* [Set problem]: Each line of the data that includes the string "Madonna" is to be copied out.

* [Stored data]:
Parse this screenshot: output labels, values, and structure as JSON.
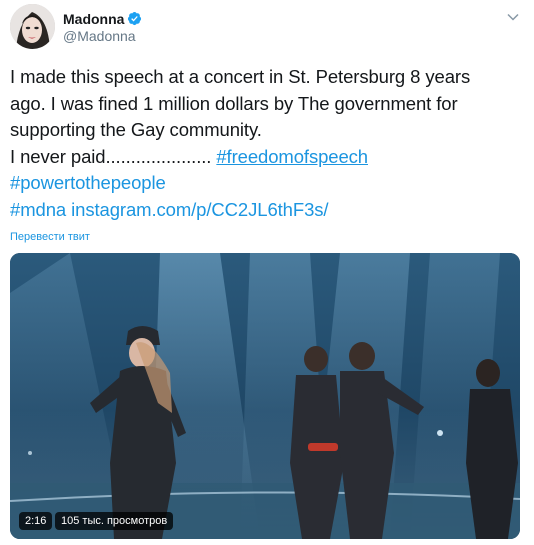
{
  "author": {
    "display_name": "Madonna",
    "handle": "@Madonna"
  },
  "tweet": {
    "line1": "I made this speech at a concert in St. Petersburg 8 years",
    "line2": "ago. I was fined 1 million dollars by The government for",
    "line3": "supporting the Gay community.",
    "line4_text": "I never paid..................... ",
    "hashtag_freedom": "#freedomofspeech",
    "hashtag_power": "#powertothepeople",
    "hashtag_mdna": "#mdna",
    "link": "instagram.com/p/CC2JL6thF3s/"
  },
  "translate_label": "Перевести твит",
  "video": {
    "duration": "2:16",
    "views": "105 тыс. просмотров"
  },
  "colors": {
    "link": "#1b95e0",
    "verified": "#1da1f2"
  },
  "icons": {
    "verified": "verified-badge-icon",
    "menu": "chevron-down-icon"
  }
}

* [Written response]:
    "display_name": "Madonna",
    "handle": "@Madonna"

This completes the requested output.